--- What you will do ---
Output all of the data below exactly as given.

--- Records for the exercise ---
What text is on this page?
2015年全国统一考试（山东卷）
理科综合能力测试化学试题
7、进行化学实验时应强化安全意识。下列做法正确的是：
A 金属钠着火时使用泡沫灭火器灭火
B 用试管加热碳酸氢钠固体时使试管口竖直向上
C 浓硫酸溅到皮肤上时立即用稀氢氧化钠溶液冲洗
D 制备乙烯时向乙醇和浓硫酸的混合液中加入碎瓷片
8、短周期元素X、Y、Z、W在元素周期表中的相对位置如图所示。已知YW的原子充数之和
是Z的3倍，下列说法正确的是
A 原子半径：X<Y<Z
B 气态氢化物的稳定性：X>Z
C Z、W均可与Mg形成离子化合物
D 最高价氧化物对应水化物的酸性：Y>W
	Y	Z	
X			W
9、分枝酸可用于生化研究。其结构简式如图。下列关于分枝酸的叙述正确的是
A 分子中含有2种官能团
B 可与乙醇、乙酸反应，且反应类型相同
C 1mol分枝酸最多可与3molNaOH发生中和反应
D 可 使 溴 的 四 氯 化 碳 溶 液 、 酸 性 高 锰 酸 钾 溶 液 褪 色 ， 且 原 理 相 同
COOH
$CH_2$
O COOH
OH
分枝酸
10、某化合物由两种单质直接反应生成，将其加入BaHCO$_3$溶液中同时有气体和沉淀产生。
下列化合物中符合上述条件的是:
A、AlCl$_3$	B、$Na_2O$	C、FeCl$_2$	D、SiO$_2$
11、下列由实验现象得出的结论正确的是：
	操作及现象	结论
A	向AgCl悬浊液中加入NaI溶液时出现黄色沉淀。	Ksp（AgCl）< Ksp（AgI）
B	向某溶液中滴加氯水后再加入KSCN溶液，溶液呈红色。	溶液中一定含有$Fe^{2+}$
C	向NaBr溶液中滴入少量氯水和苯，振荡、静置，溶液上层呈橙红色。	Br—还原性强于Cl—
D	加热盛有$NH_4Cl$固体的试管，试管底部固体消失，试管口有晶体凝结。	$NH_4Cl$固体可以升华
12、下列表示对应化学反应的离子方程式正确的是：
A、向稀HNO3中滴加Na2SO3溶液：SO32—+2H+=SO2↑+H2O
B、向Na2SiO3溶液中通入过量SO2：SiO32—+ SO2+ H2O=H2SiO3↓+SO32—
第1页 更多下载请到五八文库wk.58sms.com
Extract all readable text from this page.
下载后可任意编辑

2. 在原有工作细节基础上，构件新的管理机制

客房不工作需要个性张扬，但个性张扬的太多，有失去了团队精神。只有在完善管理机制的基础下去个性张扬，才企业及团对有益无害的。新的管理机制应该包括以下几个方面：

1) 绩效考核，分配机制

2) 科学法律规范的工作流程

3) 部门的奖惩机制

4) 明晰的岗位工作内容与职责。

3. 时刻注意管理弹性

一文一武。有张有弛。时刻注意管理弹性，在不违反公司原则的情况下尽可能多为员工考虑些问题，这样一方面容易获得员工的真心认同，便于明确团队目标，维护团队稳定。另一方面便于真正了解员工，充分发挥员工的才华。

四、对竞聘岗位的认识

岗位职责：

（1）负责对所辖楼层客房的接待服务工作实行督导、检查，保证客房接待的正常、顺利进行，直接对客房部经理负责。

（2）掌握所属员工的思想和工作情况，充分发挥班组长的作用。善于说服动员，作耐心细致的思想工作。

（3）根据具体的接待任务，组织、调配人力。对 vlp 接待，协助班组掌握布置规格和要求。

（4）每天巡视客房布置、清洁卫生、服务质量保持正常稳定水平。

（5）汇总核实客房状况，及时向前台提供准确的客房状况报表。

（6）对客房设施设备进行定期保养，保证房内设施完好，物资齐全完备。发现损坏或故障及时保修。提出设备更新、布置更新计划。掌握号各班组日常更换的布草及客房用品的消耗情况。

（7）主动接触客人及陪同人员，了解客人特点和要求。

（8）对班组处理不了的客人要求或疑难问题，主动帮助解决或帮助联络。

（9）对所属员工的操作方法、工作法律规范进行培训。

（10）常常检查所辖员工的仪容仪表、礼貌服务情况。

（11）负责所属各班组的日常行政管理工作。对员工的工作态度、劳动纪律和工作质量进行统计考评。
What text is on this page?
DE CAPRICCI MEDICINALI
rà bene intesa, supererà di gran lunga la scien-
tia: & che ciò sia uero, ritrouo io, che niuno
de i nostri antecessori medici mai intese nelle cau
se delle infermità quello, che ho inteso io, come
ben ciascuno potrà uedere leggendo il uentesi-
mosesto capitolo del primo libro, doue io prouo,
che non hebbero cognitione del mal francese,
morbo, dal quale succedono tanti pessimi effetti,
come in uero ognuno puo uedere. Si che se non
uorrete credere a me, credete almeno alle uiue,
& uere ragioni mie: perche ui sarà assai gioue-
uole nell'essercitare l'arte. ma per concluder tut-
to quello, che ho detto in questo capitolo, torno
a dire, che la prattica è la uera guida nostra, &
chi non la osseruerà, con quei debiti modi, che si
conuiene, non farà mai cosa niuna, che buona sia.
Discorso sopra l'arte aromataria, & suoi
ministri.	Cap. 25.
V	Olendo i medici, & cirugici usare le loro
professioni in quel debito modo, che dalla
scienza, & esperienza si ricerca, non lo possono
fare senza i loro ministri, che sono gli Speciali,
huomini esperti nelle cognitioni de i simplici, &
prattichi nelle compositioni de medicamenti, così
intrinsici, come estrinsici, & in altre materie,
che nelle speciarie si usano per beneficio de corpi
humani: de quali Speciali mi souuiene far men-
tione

--- Task output ---
What text is on this page?
2015年全国统一考试（山东卷）
理科综合能力测试化学试题
7、进行化学实验时应强化安全意识。下列做法正确的是：
A 金属钠着火时使用泡沫灭火器灭火
B 用试管加热碳酸氢钠固体时使试管口竖直向上
C 浓硫酸溅到皮肤上时立即用稀氢氧化钠溶液冲洗
D 制备乙烯时向乙醇和浓硫酸的混合液中加入碎瓷片
8、短周期元素X、Y、Z、W在元素周期表中的相对位置如图所示。已知YW的原子充数之和
是Z的3倍，下列说法正确的是
A 原子半径：X<Y<Z
B 气态氢化物的稳定性：X>Z
C Z、W均可与Mg形成离子化合物
D 最高价氧化物对应水化物的酸性：Y>W
	Y	Z	
X			W
9、分枝酸可用于生化研究。其结构简式如图。下列关于分枝酸的叙述正确的是
A 分子中含有2种官能团
B 可与乙醇、乙酸反应，且反应类型相同
C 1mol分枝酸最多可与3molNaOH发生中和反应
D 可 使 溴 的 四 氯 化 碳 溶 液 、 酸 性 高 锰 酸 钾 溶 液 褪 色 ， 且 原 理 相 同
COOH
$CH_2$
O COOH
OH
分枝酸
10、某化合物由两种单质直接反应生成，将其加入BaHCO$_3$溶液中同时有气体和沉淀产生。
下列化合物中符合上述条件的是:
A、AlCl$_3$	B、$Na_2O$	C、FeCl$_2$	D、SiO$_2$
11、下列由实验现象得出的结论正确的是：
	操作及现象	结论
A	向AgCl悬浊液中加入NaI溶液时出现黄色沉淀。	Ksp（AgCl）< Ksp（AgI）
B	向某溶液中滴加氯水后再加入KSCN溶液，溶液呈红色。	溶液中一定含有$Fe^{2+}$
C	向NaBr溶液中滴入少量氯水和苯，振荡、静置，溶液上层呈橙红色。	Br—还原性强于Cl—
D	加热盛有$NH_4Cl$固体的试管，试管底部固体消失，试管口有晶体凝结。	$NH_4Cl$固体可以升华
12、下列表示对应化学反应的离子方程式正确的是：
A、向稀HNO3中滴加Na2SO3溶液：SO32—+2H+=SO2↑+H2O
B、向Na2SiO3溶液中通入过量SO2：SiO32—+ SO2+ H2O=H2SiO3↓+SO32—
第1页 更多下载请到五八文库wk.58sms.com
Extract all readable text from this page.
下载后可任意编辑

2. 在原有工作细节基础上，构件新的管理机制

客房不工作需要个性张扬，但个性张扬的太多，有失去了团队精神。只有在完善管理机制的基础下去个性张扬，才企业及团对有益无害的。新的管理机制应该包括以下几个方面：

1) 绩效考核，分配机制

2) 科学法律规范的工作流程

3) 部门的奖惩机制

4) 明晰的岗位工作内容与职责。

3. 时刻注意管理弹性

一文一武。有张有弛。时刻注意管理弹性，在不违反公司原则的情况下尽可能多为员工考虑些问题，这样一方面容易获得员工的真心认同，便于明确团队目标，维护团队稳定。另一方面便于真正了解员工，充分发挥员工的才华。

四、对竞聘岗位的认识

岗位职责：

（1）负责对所辖楼层客房的接待服务工作实行督导、检查，保证客房接待的正常、顺利进行，直接对客房部经理负责。

（2）掌握所属员工的思想和工作情况，充分发挥班组长的作用。善于说服动员，作耐心细致的思想工作。

（3）根据具体的接待任务，组织、调配人力。对 vlp 接待，协助班组掌握布置规格和要求。

（4）每天巡视客房布置、清洁卫生、服务质量保持正常稳定水平。

（5）汇总核实客房状况，及时向前台提供准确的客房状况报表。

（6）对客房设施设备进行定期保养，保证房内设施完好，物资齐全完备。发现损坏或故障及时保修。提出设备更新、布置更新计划。掌握号各班组日常更换的布草及客房用品的消耗情况。

（7）主动接触客人及陪同人员，了解客人特点和要求。

（8）对班组处理不了的客人要求或疑难问题，主动帮助解决或帮助联络。

（9）对所属员工的操作方法、工作法律规范进行培训。

（10）常常检查所辖员工的仪容仪表、礼貌服务情况。

（11）负责所属各班组的日常行政管理工作。对员工的工作态度、劳动纪律和工作质量进行统计考评。
What text is on this page?
DE CAPRICCI MEDICINALI
rà bene intesa, supererà di gran lunga la scien-
tia: & che ciò sia uero, ritrouo io, che niuno
de i nostri antecessori medici mai intese nelle cau
se delle infermità quello, che ho inteso io, come
ben ciascuno potrà uedere leggendo il uentesi-
mosesto capitolo del primo libro, doue io prouo,
che non hebbero cognitione del mal francese,
morbo, dal quale succedono tanti pessimi effetti,
come in uero ognuno puo uedere. Si che se non
uorrete credere a me, credete almeno alle uiue,
& uere ragioni mie: perche ui sarà assai gioue-
uole nell'essercitare l'arte. ma per concluder tut-
to quello, che ho detto in questo capitolo, torno
a dire, che la prattica è la uera guida nostra, &
chi non la osseruerà, con quei debiti modi, che si
conuiene, non farà mai cosa niuna, che buona sia.
Discorso sopra l'arte aromataria, & suoi
ministri.	Cap. 25.
V	Olendo i medici, & cirugici usare le loro
professioni in quel debito modo, che dalla
scienza, & esperienza si ricerca, non lo possono
fare senza i loro ministri, che sono gli Speciali,
huomini esperti nelle cognitioni de i simplici, &
prattichi nelle compositioni de medicamenti, così
intrinsici, come estrinsici, & in altre materie,
che nelle speciarie si usano per beneficio de corpi
humani: de quali Speciali mi souuiene far men-
tione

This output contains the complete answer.